— Start —

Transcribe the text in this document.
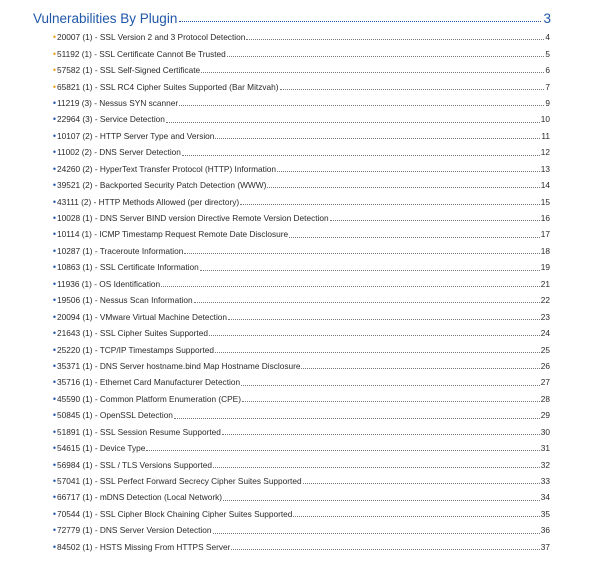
Vulnerabilities By Plugin	3
• 20007 (1) - SSL Version 2 and 3 Protocol Detection	4
• 51192 (1) - SSL Certificate Cannot Be Trusted	5
• 57582 (1) - SSL Self-Signed Certificate	6
• 65821 (1) - SSL RC4 Cipher Suites Supported (Bar Mitzvah)	7
• 11219 (3) - Nessus SYN scanner	9
• 22964 (3) - Service Detection	10
• 10107 (2) - HTTP Server Type and Version	11
• 11002 (2) - DNS Server Detection	12
• 24260 (2) - HyperText Transfer Protocol (HTTP) Information	13
• 39521 (2) - Backported Security Patch Detection (WWW)	14
• 43111 (2) - HTTP Methods Allowed (per directory)	15
• 10028 (1) - DNS Server BIND version Directive Remote Version Detection	16
• 10114 (1) - ICMP Timestamp Request Remote Date Disclosure	17
• 10287 (1) - Traceroute Information	18
• 10863 (1) - SSL Certificate Information	19
• 11936 (1) - OS Identification	21
• 19506 (1) - Nessus Scan Information	22
• 20094 (1) - VMware Virtual Machine Detection	23
• 21643 (1) - SSL Cipher Suites Supported	24
• 25220 (1) - TCP/IP Timestamps Supported	25
• 35371 (1) - DNS Server hostname.bind Map Hostname Disclosure	26
• 35716 (1) - Ethernet Card Manufacturer Detection	27
• 45590 (1) - Common Platform Enumeration (CPE)	28
• 50845 (1) - OpenSSL Detection	29
• 51891 (1) - SSL Session Resume Supported	30
• 54615 (1) - Device Type	31
• 56984 (1) - SSL / TLS Versions Supported	32
• 57041 (1) - SSL Perfect Forward Secrecy Cipher Suites Supported	33
• 66717 (1) - mDNS Detection (Local Network)	34
• 70544 (1) - SSL Cipher Block Chaining Cipher Suites Supported	35
• 72779 (1) - DNS Server Version Detection	36
• 84502 (1) - HSTS Missing From HTTPS Server	37
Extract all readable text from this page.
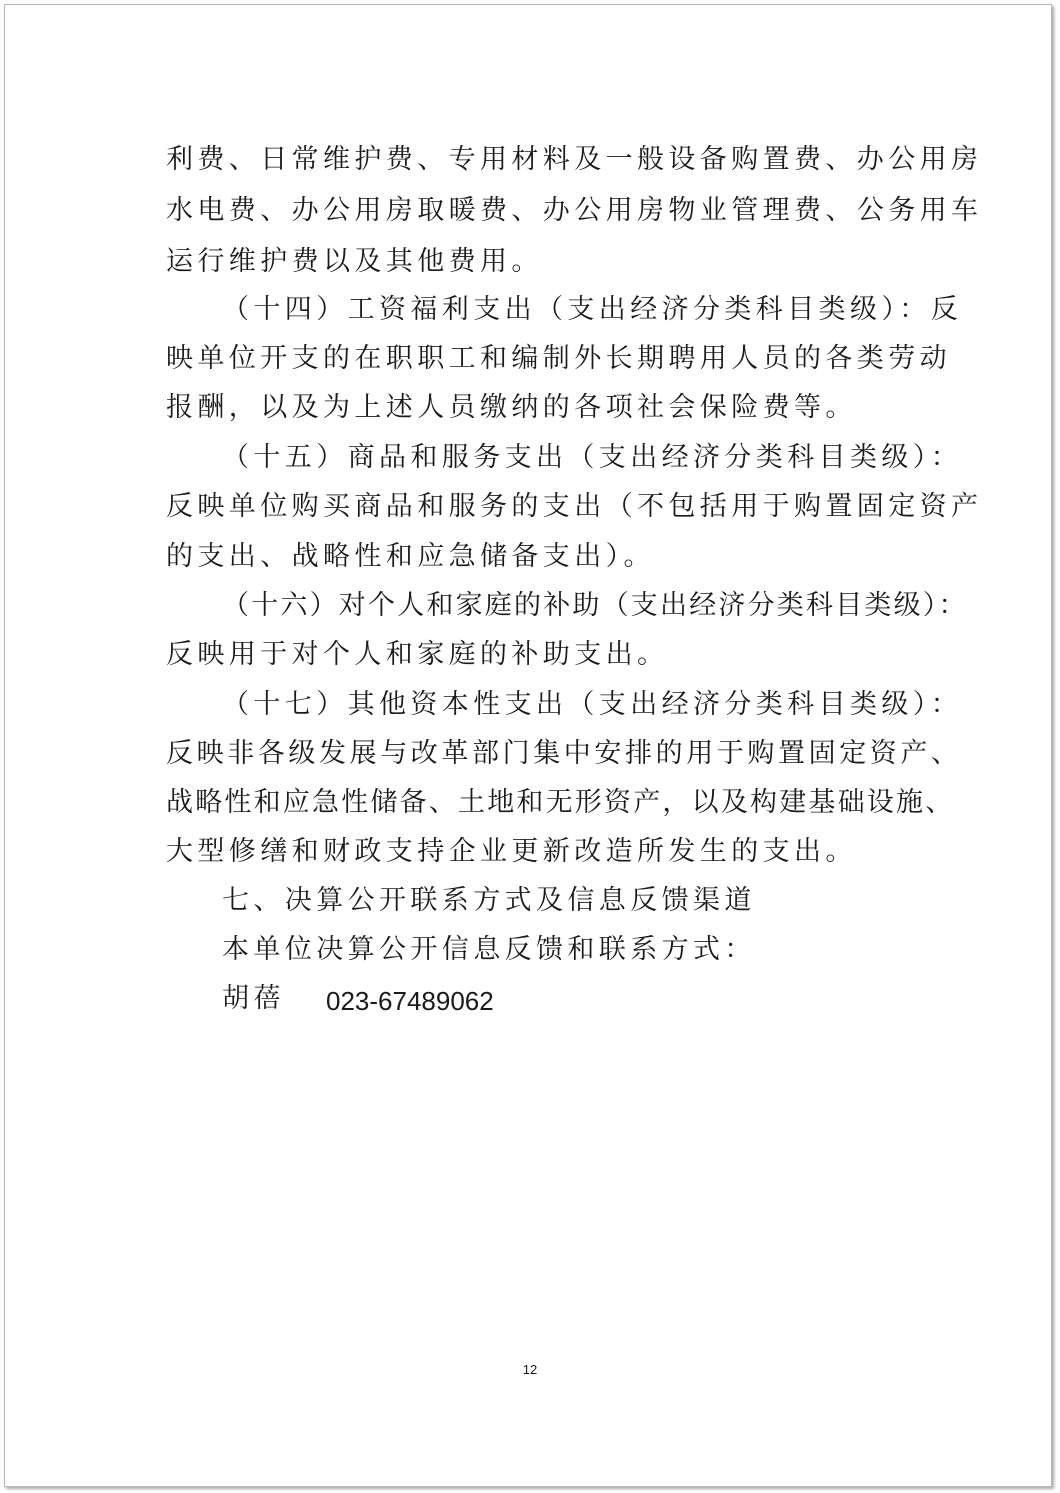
利费、日常维护费、专用材料及一般设备购置费、办公用房
水电费、办公用房取暖费、办公用房物业管理费、公务用车
运行维护费以及其他费用。
（十四）工资福利支出（支出经济分类科目类级）：反
映单位开支的在职职工和编制外长期聘用人员的各类劳动
报酬，以及为上述人员缴纳的各项社会保险费等。
（十五）商品和服务支出（支出经济分类科目类级）：
反映单位购买商品和服务的支出（不包括用于购置固定资产
的支出、战略性和应急储备支出）。
（十六）对个人和家庭的补助（支出经济分类科目类级）：
反映用于对个人和家庭的补助支出。
（十七）其他资本性支出（支出经济分类科目类级）：
反映非各级发展与改革部门集中安排的用于购置固定资产、
战略性和应急性储备、土地和无形资产，以及构建基础设施、
大型修缮和财政支持企业更新改造所发生的支出。
七、决算公开联系方式及信息反馈渠道
本单位决算公开信息反馈和联系方式：
胡蓓 023-67489062
12
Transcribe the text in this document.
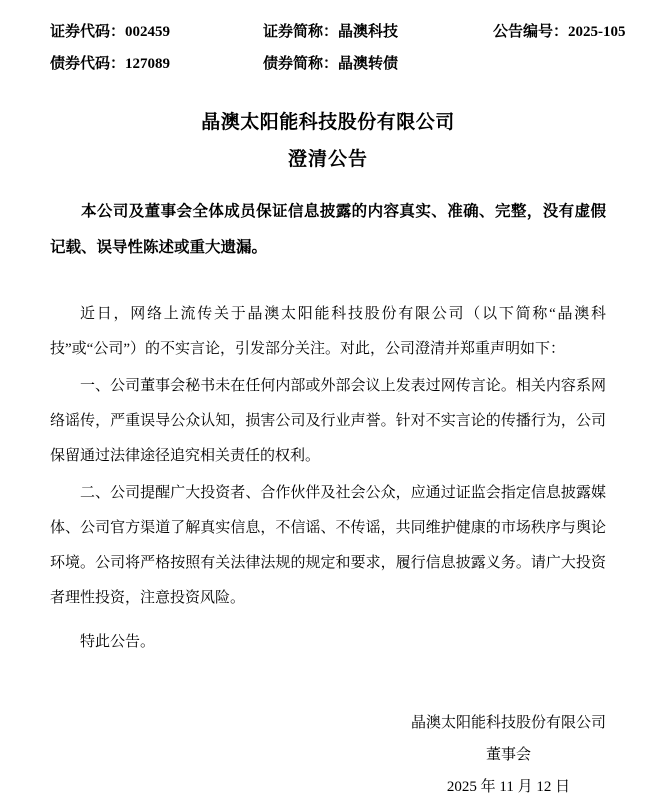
证券代码：002459	证券简称：晶澳科技	公告编号：2025-105
债券代码：127089	债券简称：晶澳转债
晶澳太阳能科技股份有限公司
澄清公告

本公司及董事会全体成员保证信息披露的内容真实、准确、完整，没有虚假记载、误导性陈述或重大遗漏。

近日，网络上流传关于晶澳太阳能科技股份有限公司（以下简称“晶澳科技”或“公司”）的不实言论，引发部分关注。对此，公司澄清并郑重声明如下：

一、公司董事会秘书未在任何内部或外部会议上发表过网传言论。相关内容系网络谣传，严重误导公众认知，损害公司及行业声誉。针对不实言论的传播行为，公司保留通过法律途径追究相关责任的权利。

二、公司提醒广大投资者、合作伙伴及社会公众，应通过证监会指定信息披露媒体、公司官方渠道了解真实信息，不信谣、不传谣，共同维护健康的市场秩序与舆论环境。公司将严格按照有关法律法规的规定和要求，履行信息披露义务。请广大投资者理性投资，注意投资风险。

特此公告。

晶澳太阳能科技股份有限公司
董事会
2025 年 11 月 12 日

— End —

WHAT YOU ARE ASKED TO DO. Keep the pictures out and write out the records exactly.

FINISHED TASK.
Transcribe the text in this document.
Vulnerabilities By Plugin	3
• 20007 (1) - SSL Version 2 and 3 Protocol Detection	4
• 51192 (1) - SSL Certificate Cannot Be Trusted	5
• 57582 (1) - SSL Self-Signed Certificate	6
• 65821 (1) - SSL RC4 Cipher Suites Supported (Bar Mitzvah)	7
• 11219 (3) - Nessus SYN scanner	9
• 22964 (3) - Service Detection	10
• 10107 (2) - HTTP Server Type and Version	11
• 11002 (2) - DNS Server Detection	12
• 24260 (2) - HyperText Transfer Protocol (HTTP) Information	13
• 39521 (2) - Backported Security Patch Detection (WWW)	14
• 43111 (2) - HTTP Methods Allowed (per directory)	15
• 10028 (1) - DNS Server BIND version Directive Remote Version Detection	16
• 10114 (1) - ICMP Timestamp Request Remote Date Disclosure	17
• 10287 (1) - Traceroute Information	18
• 10863 (1) - SSL Certificate Information	19
• 11936 (1) - OS Identification	21
• 19506 (1) - Nessus Scan Information	22
• 20094 (1) - VMware Virtual Machine Detection	23
• 21643 (1) - SSL Cipher Suites Supported	24
• 25220 (1) - TCP/IP Timestamps Supported	25
• 35371 (1) - DNS Server hostname.bind Map Hostname Disclosure	26
• 35716 (1) - Ethernet Card Manufacturer Detection	27
• 45590 (1) - Common Platform Enumeration (CPE)	28
• 50845 (1) - OpenSSL Detection	29
• 51891 (1) - SSL Session Resume Supported	30
• 54615 (1) - Device Type	31
• 56984 (1) - SSL / TLS Versions Supported	32
• 57041 (1) - SSL Perfect Forward Secrecy Cipher Suites Supported	33
• 66717 (1) - mDNS Detection (Local Network)	34
• 70544 (1) - SSL Cipher Block Chaining Cipher Suites Supported	35
• 72779 (1) - DNS Server Version Detection	36
• 84502 (1) - HSTS Missing From HTTPS Server	37
Extract all readable text from this page.
利费、日常维护费、专用材料及一般设备购置费、办公用房
水电费、办公用房取暖费、办公用房物业管理费、公务用车
运行维护费以及其他费用。
（十四）工资福利支出（支出经济分类科目类级）：反
映单位开支的在职职工和编制外长期聘用人员的各类劳动
报酬，以及为上述人员缴纳的各项社会保险费等。
（十五）商品和服务支出（支出经济分类科目类级）：
反映单位购买商品和服务的支出（不包括用于购置固定资产
的支出、战略性和应急储备支出）。
（十六）对个人和家庭的补助（支出经济分类科目类级）：
反映用于对个人和家庭的补助支出。
（十七）其他资本性支出（支出经济分类科目类级）：
反映非各级发展与改革部门集中安排的用于购置固定资产、
战略性和应急性储备、土地和无形资产，以及构建基础设施、
大型修缮和财政支持企业更新改造所发生的支出。
七、决算公开联系方式及信息反馈渠道
本单位决算公开信息反馈和联系方式：
胡蓓 023-67489062
12
Transcribe the text in this document.
证券代码：002459	证券简称：晶澳科技	公告编号：2025-105
债券代码：127089	债券简称：晶澳转债
晶澳太阳能科技股份有限公司
澄清公告

本公司及董事会全体成员保证信息披露的内容真实、准确、完整，没有虚假记载、误导性陈述或重大遗漏。

近日，网络上流传关于晶澳太阳能科技股份有限公司（以下简称“晶澳科技”或“公司”）的不实言论，引发部分关注。对此，公司澄清并郑重声明如下：

一、公司董事会秘书未在任何内部或外部会议上发表过网传言论。相关内容系网络谣传，严重误导公众认知，损害公司及行业声誉。针对不实言论的传播行为，公司保留通过法律途径追究相关责任的权利。

二、公司提醒广大投资者、合作伙伴及社会公众，应通过证监会指定信息披露媒体、公司官方渠道了解真实信息，不信谣、不传谣，共同维护健康的市场秩序与舆论环境。公司将严格按照有关法律法规的规定和要求，履行信息披露义务。请广大投资者理性投资，注意投资风险。

特此公告。

晶澳太阳能科技股份有限公司
董事会
2025 年 11 月 12 日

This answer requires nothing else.